#### [Extracted data entries]

□ □ □

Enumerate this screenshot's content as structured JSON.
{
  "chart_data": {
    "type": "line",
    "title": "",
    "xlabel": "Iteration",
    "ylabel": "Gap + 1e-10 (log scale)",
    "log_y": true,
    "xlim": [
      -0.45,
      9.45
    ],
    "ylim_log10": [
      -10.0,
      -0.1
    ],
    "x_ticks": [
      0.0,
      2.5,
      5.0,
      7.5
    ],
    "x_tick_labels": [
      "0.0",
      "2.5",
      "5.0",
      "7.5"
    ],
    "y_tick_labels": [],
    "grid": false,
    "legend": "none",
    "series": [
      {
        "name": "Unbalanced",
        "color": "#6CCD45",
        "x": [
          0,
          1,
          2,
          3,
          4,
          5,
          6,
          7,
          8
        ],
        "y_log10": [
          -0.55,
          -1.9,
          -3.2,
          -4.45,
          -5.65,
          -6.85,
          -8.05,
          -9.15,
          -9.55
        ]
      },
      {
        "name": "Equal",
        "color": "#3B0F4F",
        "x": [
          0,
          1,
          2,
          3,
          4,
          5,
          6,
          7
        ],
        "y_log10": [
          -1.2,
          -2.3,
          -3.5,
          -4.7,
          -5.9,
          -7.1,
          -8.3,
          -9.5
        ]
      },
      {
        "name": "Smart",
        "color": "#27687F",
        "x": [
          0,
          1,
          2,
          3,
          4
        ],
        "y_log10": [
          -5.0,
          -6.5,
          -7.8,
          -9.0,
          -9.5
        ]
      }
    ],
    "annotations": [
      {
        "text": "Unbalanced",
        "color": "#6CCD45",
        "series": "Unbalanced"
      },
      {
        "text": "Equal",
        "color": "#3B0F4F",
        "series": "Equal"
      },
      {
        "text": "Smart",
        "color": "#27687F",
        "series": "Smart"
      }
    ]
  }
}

□ □ □

#### [EXERCISE OBJECTIVE]
Print every entry exactly as it appears.

#### [RESULT OF THE EXERCISE]
Enumerate this screenshot's content as structured JSON.
{
  "chart_data": {
    "type": "line",
    "title": "",
    "xlabel": "Iteration",
    "ylabel": "Gap + 1e-10 (log scale)",
    "log_y": true,
    "xlim": [
      -0.45,
      9.45
    ],
    "ylim_log10": [
      -10.0,
      -0.1
    ],
    "x_ticks": [
      0.0,
      2.5,
      5.0,
      7.5
    ],
    "x_tick_labels": [
      "0.0",
      "2.5",
      "5.0",
      "7.5"
    ],
    "y_tick_labels": [],
    "grid": false,
    "legend": "none",
    "series": [
      {
        "name": "Unbalanced",
        "color": "#6CCD45",
        "x": [
          0,
          1,
          2,
          3,
          4,
          5,
          6,
          7,
          8
        ],
        "y_log10": [
          -0.55,
          -1.9,
          -3.2,
          -4.45,
          -5.65,
          -6.85,
          -8.05,
          -9.15,
          -9.55
        ]
      },
      {
        "name": "Equal",
        "color": "#3B0F4F",
        "x": [
          0,
          1,
          2,
          3,
          4,
          5,
          6,
          7
        ],
        "y_log10": [
          -1.2,
          -2.3,
          -3.5,
          -4.7,
          -5.9,
          -7.1,
          -8.3,
          -9.5
        ]
      },
      {
        "name": "Smart",
        "color": "#27687F",
        "x": [
          0,
          1,
          2,
          3,
          4
        ],
        "y_log10": [
          -5.0,
          -6.5,
          -7.8,
          -9.0,
          -9.5
        ]
      }
    ],
    "annotations": [
      {
        "text": "Unbalanced",
        "color": "#6CCD45",
        "series": "Unbalanced"
      },
      {
        "text": "Equal",
        "color": "#3B0F4F",
        "series": "Equal"
      },
      {
        "text": "Smart",
        "color": "#27687F",
        "series": "Smart"
      }
    ]
  }
}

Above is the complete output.